§ **Work required**
Transcribe the records below exactly as they appear.

§ **Available data**
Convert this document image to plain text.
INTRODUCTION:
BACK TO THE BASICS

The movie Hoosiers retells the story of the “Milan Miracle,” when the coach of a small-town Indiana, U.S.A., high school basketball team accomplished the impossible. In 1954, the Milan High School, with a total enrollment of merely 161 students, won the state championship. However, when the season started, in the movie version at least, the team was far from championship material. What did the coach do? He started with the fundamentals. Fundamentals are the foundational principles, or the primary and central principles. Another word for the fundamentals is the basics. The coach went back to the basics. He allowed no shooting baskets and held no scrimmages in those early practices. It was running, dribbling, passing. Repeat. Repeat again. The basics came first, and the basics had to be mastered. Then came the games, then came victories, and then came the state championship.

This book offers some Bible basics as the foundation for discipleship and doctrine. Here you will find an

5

§ **Solution for this task**
Convert this document image to plain text.
INTRODUCTION:
BACK TO THE BASICS

The movie Hoosiers retells the story of the “Milan Miracle,” when the coach of a small-town Indiana, U.S.A., high school basketball team accomplished the impossible. In 1954, the Milan High School, with a total enrollment of merely 161 students, won the state championship. However, when the season started, in the movie version at least, the team was far from championship material. What did the coach do? He started with the fundamentals. Fundamentals are the foundational principles, or the primary and central principles. Another word for the fundamentals is the basics. The coach went back to the basics. He allowed no shooting baskets and held no scrimmages in those early practices. It was running, dribbling, passing. Repeat. Repeat again. The basics came first, and the basics had to be mastered. Then came the games, then came victories, and then came the state championship.

This book offers some Bible basics as the foundation for discipleship and doctrine. Here you will find an

5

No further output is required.